(DOCUMENT TEXT)
Pentoxyfylline, a phospho-diesterase inhibitor, inhibits TNF synthesis and increases intracellular Cyclic-AMP (Adenosine mono-phosphate). It has been shown to reduce circulating TNF and IL-6 and produce clinical improvement in severe falciparum malaria.,,,, There are conflicting reports about its role in cerebral malaria. In a small randomized trial in children in Burundi, Pentoxyfylline appeared to reduce the duration of coma from a median 48h to six hours. While a study from Thailand didn't prove to be effective, a recent trial of this drug was reported to be effective in Indian adults with cerebral malaria. At present the drug is not recommended for use.
It was postulated that Dextran, through its effects of reducing the blood viscosity, would help improve blood flow through the small cerebral vessels. However, patients of severe malaria are mostly anemic and have reduced blood viscosity, anyway. Dextran sometimes causes anaphylactic reactions and can predispose to severe bleeding diathesis. Hence it is not recommended in patients with severe malaria.

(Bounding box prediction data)
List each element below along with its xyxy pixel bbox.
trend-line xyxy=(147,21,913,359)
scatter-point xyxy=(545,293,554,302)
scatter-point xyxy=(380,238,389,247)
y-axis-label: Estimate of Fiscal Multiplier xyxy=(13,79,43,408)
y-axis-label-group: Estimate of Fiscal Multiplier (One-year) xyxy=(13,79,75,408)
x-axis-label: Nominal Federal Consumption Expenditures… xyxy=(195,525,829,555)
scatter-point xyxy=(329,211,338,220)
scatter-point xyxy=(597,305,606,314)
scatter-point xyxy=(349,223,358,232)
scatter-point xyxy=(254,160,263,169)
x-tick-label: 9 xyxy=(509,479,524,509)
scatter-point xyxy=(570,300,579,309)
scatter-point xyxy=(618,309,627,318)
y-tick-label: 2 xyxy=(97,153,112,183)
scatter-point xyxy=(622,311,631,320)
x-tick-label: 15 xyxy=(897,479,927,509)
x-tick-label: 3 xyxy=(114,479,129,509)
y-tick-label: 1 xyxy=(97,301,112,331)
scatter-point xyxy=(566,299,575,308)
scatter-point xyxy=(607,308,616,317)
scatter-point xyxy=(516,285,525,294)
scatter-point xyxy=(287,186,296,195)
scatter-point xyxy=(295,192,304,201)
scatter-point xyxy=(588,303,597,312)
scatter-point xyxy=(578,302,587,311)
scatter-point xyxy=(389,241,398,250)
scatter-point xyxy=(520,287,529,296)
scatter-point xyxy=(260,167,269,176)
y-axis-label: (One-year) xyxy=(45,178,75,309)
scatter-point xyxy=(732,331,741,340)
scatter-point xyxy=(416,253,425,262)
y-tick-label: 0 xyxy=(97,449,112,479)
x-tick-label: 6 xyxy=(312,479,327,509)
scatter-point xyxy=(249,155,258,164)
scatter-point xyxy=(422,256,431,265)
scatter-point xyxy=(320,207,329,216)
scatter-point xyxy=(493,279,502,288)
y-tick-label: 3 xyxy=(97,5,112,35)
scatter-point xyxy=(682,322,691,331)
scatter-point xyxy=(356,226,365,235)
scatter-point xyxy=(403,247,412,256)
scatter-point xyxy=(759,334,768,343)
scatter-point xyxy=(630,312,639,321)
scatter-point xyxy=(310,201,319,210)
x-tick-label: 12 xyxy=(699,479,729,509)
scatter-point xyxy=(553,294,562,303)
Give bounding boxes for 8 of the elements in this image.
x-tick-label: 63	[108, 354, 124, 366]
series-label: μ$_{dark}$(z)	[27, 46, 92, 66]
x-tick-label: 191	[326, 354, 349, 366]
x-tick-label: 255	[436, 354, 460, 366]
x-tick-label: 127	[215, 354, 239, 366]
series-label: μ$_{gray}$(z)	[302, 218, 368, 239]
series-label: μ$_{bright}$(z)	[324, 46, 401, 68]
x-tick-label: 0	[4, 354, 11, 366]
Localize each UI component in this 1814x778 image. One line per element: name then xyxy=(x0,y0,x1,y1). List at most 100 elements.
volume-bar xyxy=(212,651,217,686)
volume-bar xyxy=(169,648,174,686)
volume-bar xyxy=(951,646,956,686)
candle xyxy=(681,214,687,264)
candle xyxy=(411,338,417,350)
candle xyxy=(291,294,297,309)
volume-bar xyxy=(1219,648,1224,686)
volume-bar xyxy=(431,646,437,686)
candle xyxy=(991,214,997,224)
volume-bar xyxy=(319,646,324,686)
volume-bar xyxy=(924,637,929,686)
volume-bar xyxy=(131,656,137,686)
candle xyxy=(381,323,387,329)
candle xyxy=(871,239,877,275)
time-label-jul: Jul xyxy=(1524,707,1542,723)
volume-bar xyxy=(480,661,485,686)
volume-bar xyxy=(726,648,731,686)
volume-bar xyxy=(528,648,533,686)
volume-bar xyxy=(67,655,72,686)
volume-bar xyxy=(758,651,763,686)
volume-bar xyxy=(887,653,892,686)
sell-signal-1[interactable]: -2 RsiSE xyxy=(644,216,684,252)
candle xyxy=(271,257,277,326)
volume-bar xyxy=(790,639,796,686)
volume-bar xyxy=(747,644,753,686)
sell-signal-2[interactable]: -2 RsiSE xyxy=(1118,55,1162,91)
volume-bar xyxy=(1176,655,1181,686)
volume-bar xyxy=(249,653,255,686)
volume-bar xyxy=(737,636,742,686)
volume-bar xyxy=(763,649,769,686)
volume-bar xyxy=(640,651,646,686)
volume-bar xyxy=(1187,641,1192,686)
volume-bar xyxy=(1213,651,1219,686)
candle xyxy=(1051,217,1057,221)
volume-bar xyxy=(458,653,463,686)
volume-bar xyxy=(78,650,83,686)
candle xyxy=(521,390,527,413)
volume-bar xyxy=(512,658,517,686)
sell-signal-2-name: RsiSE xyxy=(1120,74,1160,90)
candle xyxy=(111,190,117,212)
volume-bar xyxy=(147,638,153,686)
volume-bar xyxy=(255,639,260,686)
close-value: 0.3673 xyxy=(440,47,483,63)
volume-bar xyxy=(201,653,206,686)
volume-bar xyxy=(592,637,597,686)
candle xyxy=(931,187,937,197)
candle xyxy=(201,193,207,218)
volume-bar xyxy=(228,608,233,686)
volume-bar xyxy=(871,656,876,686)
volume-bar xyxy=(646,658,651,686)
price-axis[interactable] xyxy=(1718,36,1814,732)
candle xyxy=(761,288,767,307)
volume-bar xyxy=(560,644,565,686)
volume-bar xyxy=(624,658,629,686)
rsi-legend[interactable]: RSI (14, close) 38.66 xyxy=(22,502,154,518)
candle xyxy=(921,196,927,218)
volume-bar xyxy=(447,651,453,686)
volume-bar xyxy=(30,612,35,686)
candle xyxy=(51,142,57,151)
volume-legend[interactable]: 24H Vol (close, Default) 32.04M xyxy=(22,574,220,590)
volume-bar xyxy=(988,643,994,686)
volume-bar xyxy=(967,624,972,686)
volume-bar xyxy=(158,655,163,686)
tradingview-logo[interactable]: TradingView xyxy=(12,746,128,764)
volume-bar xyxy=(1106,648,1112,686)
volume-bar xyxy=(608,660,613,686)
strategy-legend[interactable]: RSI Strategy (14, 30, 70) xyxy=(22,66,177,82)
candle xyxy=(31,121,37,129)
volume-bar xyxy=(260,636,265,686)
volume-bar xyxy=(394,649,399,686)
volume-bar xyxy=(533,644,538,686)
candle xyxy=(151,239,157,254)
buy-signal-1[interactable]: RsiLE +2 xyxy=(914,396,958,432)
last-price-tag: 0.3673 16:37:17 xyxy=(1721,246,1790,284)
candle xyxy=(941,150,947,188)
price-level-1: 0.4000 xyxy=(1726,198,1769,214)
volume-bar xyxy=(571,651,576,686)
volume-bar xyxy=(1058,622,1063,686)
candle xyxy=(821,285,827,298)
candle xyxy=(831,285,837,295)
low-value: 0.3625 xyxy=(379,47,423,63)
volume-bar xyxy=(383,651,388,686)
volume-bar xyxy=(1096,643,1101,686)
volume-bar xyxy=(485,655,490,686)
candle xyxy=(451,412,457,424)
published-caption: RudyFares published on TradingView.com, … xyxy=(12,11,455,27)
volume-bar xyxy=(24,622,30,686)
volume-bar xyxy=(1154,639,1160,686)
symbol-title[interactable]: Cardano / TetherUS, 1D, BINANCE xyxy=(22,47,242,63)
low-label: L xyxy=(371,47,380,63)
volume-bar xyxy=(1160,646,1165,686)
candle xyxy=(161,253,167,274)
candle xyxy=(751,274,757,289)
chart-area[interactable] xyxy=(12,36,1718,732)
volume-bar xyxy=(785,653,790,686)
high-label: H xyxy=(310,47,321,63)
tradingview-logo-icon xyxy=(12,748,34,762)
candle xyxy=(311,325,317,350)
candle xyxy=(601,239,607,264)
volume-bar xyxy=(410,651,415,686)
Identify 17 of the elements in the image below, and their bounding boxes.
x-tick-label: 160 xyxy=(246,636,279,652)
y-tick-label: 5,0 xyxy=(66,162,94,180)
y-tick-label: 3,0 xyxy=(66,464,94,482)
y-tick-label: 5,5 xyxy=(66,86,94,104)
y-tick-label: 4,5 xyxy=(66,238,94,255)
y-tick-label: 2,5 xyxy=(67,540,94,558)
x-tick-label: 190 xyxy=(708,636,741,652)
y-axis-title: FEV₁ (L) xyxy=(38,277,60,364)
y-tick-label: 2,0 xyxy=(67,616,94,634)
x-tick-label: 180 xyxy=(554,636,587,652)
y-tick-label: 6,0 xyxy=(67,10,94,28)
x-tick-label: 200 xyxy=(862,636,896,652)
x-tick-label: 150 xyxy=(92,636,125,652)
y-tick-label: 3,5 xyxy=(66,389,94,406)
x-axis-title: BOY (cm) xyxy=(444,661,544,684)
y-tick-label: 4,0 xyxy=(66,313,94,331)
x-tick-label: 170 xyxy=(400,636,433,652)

(SET OF TASKS)
[A] Answer these questions from the document text, one line per answer, marked like the questions.
(i) In the trial in children in Burundi, what did the median duration of coma fall from, and to what?
(ii) What two effects does Pentoxyfylline have besides being a phosphodiesterase inhibitor?
(iii) Which two harmful effects of Dextran are named?
[B] Summarize the document text in two sentences.
[C] Write out the stretch of the document text from "Pentoxyfylline, a phospho-diesterase" through "recommended for use.", word for word.

(TASK RESULTS)
[A]
(i) It fell from a median of 48 hours to six hours.
(ii) It inhibits TNF synthesis and increases intracellular cyclic AMP.
(iii) Anaphylactic reactions and severe bleeding diathesis.

[B] Pentoxyfylline inhibits TNF synthesis and raises intracellular cyclic AMP, and it has produced clinical improvement in severe falciparum malaria, but reports on its role in cerebral malaria conflict and it is not currently recommended. Dextran was expected to improve flow through small cerebral vessels by lowering blood viscosity, but patients with severe malaria already have reduced viscosity and the drug can cause anaphylaxis and severe bleeding, so it is not recommended for them.

[C]
Pentoxyfylline, a phospho-diesterase inhibitor, inhibits TNF synthesis and increases intracellular Cyclic-AMP (Adenosine mono-phosphate). It has been shown to reduce circulating TNF and IL-6 and produce clinical improvement in severe falciparum malaria.,,,, There are conflicting reports about its role in cerebral malaria. In a small randomized trial in children in Burundi, Pentoxyfylline appeared to reduce the duration of coma from a median 48h to six hours. While a study from Thailand didn't prove to be effective, a recent trial of this drug was reported to be effective in Indian adults with cerebral malaria. At present the drug is not recommended for use.